* [TASK INSTRUCTIONS] In this exercise, return the whole listing exactly, excluding any images.
====== SUPPLIED DATA
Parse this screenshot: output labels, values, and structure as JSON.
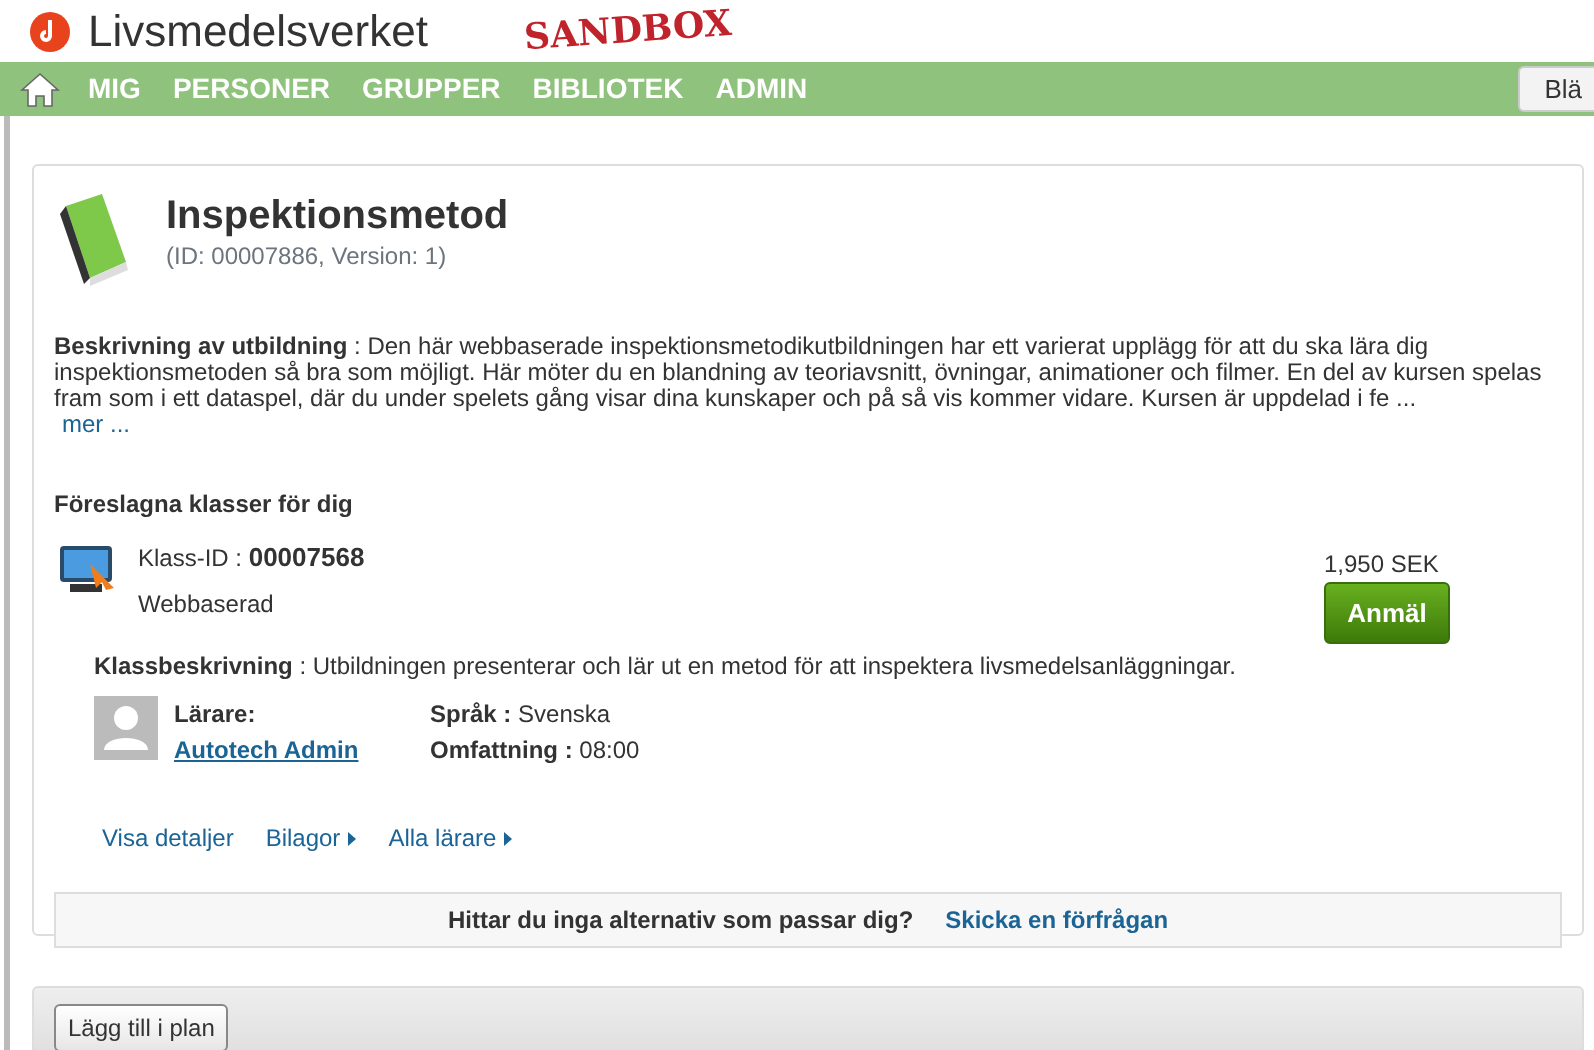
{
  "header": {
    "logo": "Livsmedelsverket",
    "badge": "SANDBOX"
  },
  "nav": {
    "items": [
      {
        "label": "MIG"
      },
      {
        "label": "PERSONER"
      },
      {
        "label": "GRUPPER"
      },
      {
        "label": "BIBLIOTEK"
      },
      {
        "label": "ADMIN"
      }
    ],
    "side_button": "Blä"
  },
  "course": {
    "title": "Inspektionsmetod",
    "id_line": "(ID: 00007886, Version: 1)",
    "description": "**Beskrivning av utbildning** : Den här webbaserade inspektionsmetodikutbildningen har ett varierat upplägg för att du ska lära dig inspektionsmetoden så bra som möjligt. Här möter du en blandning av teoriavsnitt, övningar, animationer och filmer. En del av kursen spelas fram som i ett dataspel, där du under spelets gång visar dina kunskaper och på så vis kommer vidare. Kursen är uppdelad i fe ...",
    "more": "mer ..."
  },
  "classes": {
    "heading": "Föreslagna klasser för dig",
    "items": [
      {
        "class_id_label": "Klass-ID :",
        "class_id": "00007568",
        "type": "Webbaserad",
        "price": "1,950 SEK",
        "enroll": "Anmäl",
        "description": "**Klassbeskrivning** : Utbildningen presenterar och lär ut en metod för att inspektera livsmedelsanläggningar.",
        "teacher_label": "Lärare:",
        "teacher": "Autotech Admin",
        "language": "**Språk :** Svenska",
        "duration": "**Omfattning :** 08:00",
        "links": [
          {
            "label": "Visa detaljer",
            "kind": "plain"
          },
          {
            "label": "Bilagor",
            "kind": "menu"
          },
          {
            "label": "Alla lärare",
            "kind": "menu"
          }
        ]
      }
    ]
  },
  "request": {
    "question": "Hittar du inga alternativ som passar dig?",
    "link": "Skicka en förfrågan"
  },
  "footer": {
    "button": "Lägg till i plan"
  }
}
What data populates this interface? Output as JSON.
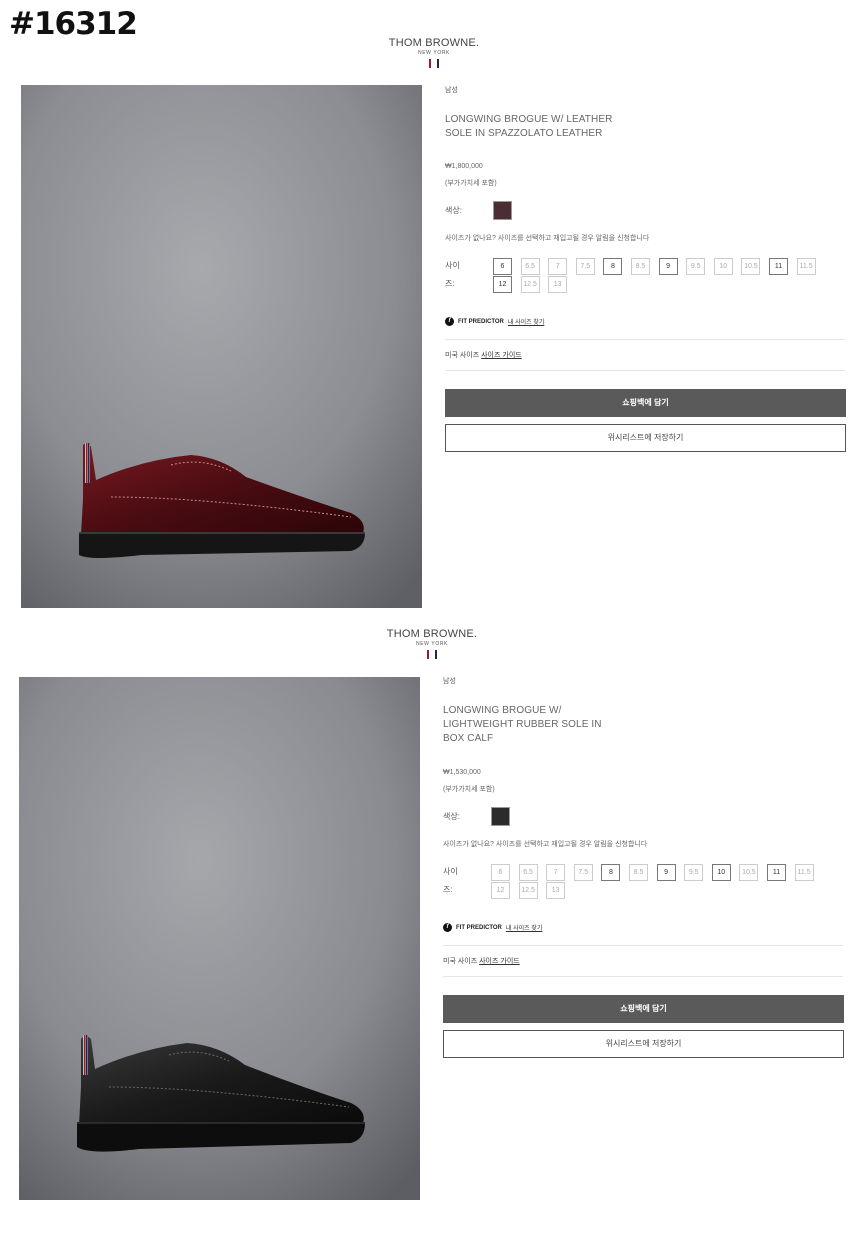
{
  "page_code": "#16312",
  "brand": {
    "name": "THOM BROWNE.",
    "sub": "NEW YORK",
    "stripe_colors": [
      "#9b1b2c",
      "#ffffff",
      "#1d2a55"
    ]
  },
  "products": [
    {
      "category": "남성",
      "title_lines": [
        "LONGWING BROGUE W/ LEATHER",
        "SOLE IN SPAZZOLATO LEATHER"
      ],
      "price": "₩1,800,000",
      "vat": "(부가가치세 포함)",
      "color_label": "색상:",
      "swatch_color": "#4a2e33",
      "size_notice": "사이즈가 없나요? 사이즈를 선택하고 재입고될 경우 알림을 신청합니다",
      "size_label": "사이즈:",
      "sizes": [
        {
          "label": "6",
          "available": true
        },
        {
          "label": "6.5",
          "available": false
        },
        {
          "label": "7",
          "available": false
        },
        {
          "label": "7.5",
          "available": false
        },
        {
          "label": "8",
          "available": true
        },
        {
          "label": "8.5",
          "available": false
        },
        {
          "label": "9",
          "available": true
        },
        {
          "label": "9.5",
          "available": false
        },
        {
          "label": "10",
          "available": false
        },
        {
          "label": "10.5",
          "available": false
        },
        {
          "label": "11",
          "available": true
        },
        {
          "label": "11.5",
          "available": false
        },
        {
          "label": "12",
          "available": true
        },
        {
          "label": "12.5",
          "available": false
        },
        {
          "label": "13",
          "available": false
        }
      ],
      "fit_predictor": "FIT PREDICTOR",
      "fit_link": "내 사이즈 찾기",
      "guide_prefix": "미국 사이즈",
      "guide_link": "사이즈 가이드",
      "add_to_bag": "쇼핑백에 담기",
      "wishlist": "위시리스트에 저장하기",
      "shoe_color": "#5a1016"
    },
    {
      "category": "남성",
      "title_lines": [
        "LONGWING BROGUE W/",
        "LIGHTWEIGHT RUBBER SOLE IN",
        "BOX CALF"
      ],
      "price": "₩1,530,000",
      "vat": "(부가가치세 포함)",
      "color_label": "색상:",
      "swatch_color": "#2b2b2e",
      "size_notice": "사이즈가 없나요? 사이즈를 선택하고 재입고될 경우 알림을 신청합니다",
      "size_label": "사이즈:",
      "sizes": [
        {
          "label": "6",
          "available": false
        },
        {
          "label": "6.5",
          "available": false
        },
        {
          "label": "7",
          "available": false
        },
        {
          "label": "7.5",
          "available": false
        },
        {
          "label": "8",
          "available": true
        },
        {
          "label": "8.5",
          "available": false
        },
        {
          "label": "9",
          "available": true
        },
        {
          "label": "9.5",
          "available": false
        },
        {
          "label": "10",
          "available": true
        },
        {
          "label": "10.5",
          "available": false
        },
        {
          "label": "11",
          "available": true
        },
        {
          "label": "11.5",
          "available": false
        },
        {
          "label": "12",
          "available": false
        },
        {
          "label": "12.5",
          "available": false
        },
        {
          "label": "13",
          "available": false
        }
      ],
      "fit_predictor": "FIT PREDICTOR",
      "fit_link": "내 사이즈 찾기",
      "guide_prefix": "미국 사이즈",
      "guide_link": "사이즈 가이드",
      "add_to_bag": "쇼핑백에 담기",
      "wishlist": "위시리스트에 저장하기",
      "shoe_color": "#151515"
    }
  ]
}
============
* [WRITTEN RESPONSE]
Parse this screenshot: output labels, values, and structure as JSON.
{
  "header": {
    "logo": "Livsmedelsverket",
    "badge": "SANDBOX"
  },
  "nav": {
    "items": [
      {
        "label": "MIG"
      },
      {
        "label": "PERSONER"
      },
      {
        "label": "GRUPPER"
      },
      {
        "label": "BIBLIOTEK"
      },
      {
        "label": "ADMIN"
      }
    ],
    "side_button": "Blä"
  },
  "course": {
    "title": "Inspektionsmetod",
    "id_line": "(ID: 00007886, Version: 1)",
    "description": "**Beskrivning av utbildning** : Den här webbaserade inspektionsmetodikutbildningen har ett varierat upplägg för att du ska lära dig inspektionsmetoden så bra som möjligt. Här möter du en blandning av teoriavsnitt, övningar, animationer och filmer. En del av kursen spelas fram som i ett dataspel, där du under spelets gång visar dina kunskaper och på så vis kommer vidare. Kursen är uppdelad i fe ...",
    "more": "mer ..."
  },
  "classes": {
    "heading": "Föreslagna klasser för dig",
    "items": [
      {
        "class_id_label": "Klass-ID :",
        "class_id": "00007568",
        "type": "Webbaserad",
        "price": "1,950 SEK",
        "enroll": "Anmäl",
        "description": "**Klassbeskrivning** : Utbildningen presenterar och lär ut en metod för att inspektera livsmedelsanläggningar.",
        "teacher_label": "Lärare:",
        "teacher": "Autotech Admin",
        "language": "**Språk :** Svenska",
        "duration": "**Omfattning :** 08:00",
        "links": [
          {
            "label": "Visa detaljer",
            "kind": "plain"
          },
          {
            "label": "Bilagor",
            "kind": "menu"
          },
          {
            "label": "Alla lärare",
            "kind": "menu"
          }
        ]
      }
    ]
  },
  "request": {
    "question": "Hittar du inga alternativ som passar dig?",
    "link": "Skicka en förfrågan"
  },
  "footer": {
    "button": "Lägg till i plan"
  }
}
What data populates this interface? Output as JSON.
{
  "page_code": "#16312",
  "brand": {
    "name": "THOM BROWNE.",
    "sub": "NEW YORK",
    "stripe_colors": [
      "#9b1b2c",
      "#ffffff",
      "#1d2a55"
    ]
  },
  "products": [
    {
      "category": "남성",
      "title_lines": [
        "LONGWING BROGUE W/ LEATHER",
        "SOLE IN SPAZZOLATO LEATHER"
      ],
      "price": "₩1,800,000",
      "vat": "(부가가치세 포함)",
      "color_label": "색상:",
      "swatch_color": "#4a2e33",
      "size_notice": "사이즈가 없나요? 사이즈를 선택하고 재입고될 경우 알림을 신청합니다",
      "size_label": "사이즈:",
      "sizes": [
        {
          "label": "6",
          "available": true
        },
        {
          "label": "6.5",
          "available": false
        },
        {
          "label": "7",
          "available": false
        },
        {
          "label": "7.5",
          "available": false
        },
        {
          "label": "8",
          "available": true
        },
        {
          "label": "8.5",
          "available": false
        },
        {
          "label": "9",
          "available": true
        },
        {
          "label": "9.5",
          "available": false
        },
        {
          "label": "10",
          "available": false
        },
        {
          "label": "10.5",
          "available": false
        },
        {
          "label": "11",
          "available": true
        },
        {
          "label": "11.5",
          "available": false
        },
        {
          "label": "12",
          "available": true
        },
        {
          "label": "12.5",
          "available": false
        },
        {
          "label": "13",
          "available": false
        }
      ],
      "fit_predictor": "FIT PREDICTOR",
      "fit_link": "내 사이즈 찾기",
      "guide_prefix": "미국 사이즈",
      "guide_link": "사이즈 가이드",
      "add_to_bag": "쇼핑백에 담기",
      "wishlist": "위시리스트에 저장하기",
      "shoe_color": "#5a1016"
    },
    {
      "category": "남성",
      "title_lines": [
        "LONGWING BROGUE W/",
        "LIGHTWEIGHT RUBBER SOLE IN",
        "BOX CALF"
      ],
      "price": "₩1,530,000",
      "vat": "(부가가치세 포함)",
      "color_label": "색상:",
      "swatch_color": "#2b2b2e",
      "size_notice": "사이즈가 없나요? 사이즈를 선택하고 재입고될 경우 알림을 신청합니다",
      "size_label": "사이즈:",
      "sizes": [
        {
          "label": "6",
          "available": false
        },
        {
          "label": "6.5",
          "available": false
        },
        {
          "label": "7",
          "available": false
        },
        {
          "label": "7.5",
          "available": false
        },
        {
          "label": "8",
          "available": true
        },
        {
          "label": "8.5",
          "available": false
        },
        {
          "label": "9",
          "available": true
        },
        {
          "label": "9.5",
          "available": false
        },
        {
          "label": "10",
          "available": true
        },
        {
          "label": "10.5",
          "available": false
        },
        {
          "label": "11",
          "available": true
        },
        {
          "label": "11.5",
          "available": false
        },
        {
          "label": "12",
          "available": false
        },
        {
          "label": "12.5",
          "available": false
        },
        {
          "label": "13",
          "available": false
        }
      ],
      "fit_predictor": "FIT PREDICTOR",
      "fit_link": "내 사이즈 찾기",
      "guide_prefix": "미국 사이즈",
      "guide_link": "사이즈 가이드",
      "add_to_bag": "쇼핑백에 담기",
      "wishlist": "위시리스트에 저장하기",
      "shoe_color": "#151515"
    }
  ]
}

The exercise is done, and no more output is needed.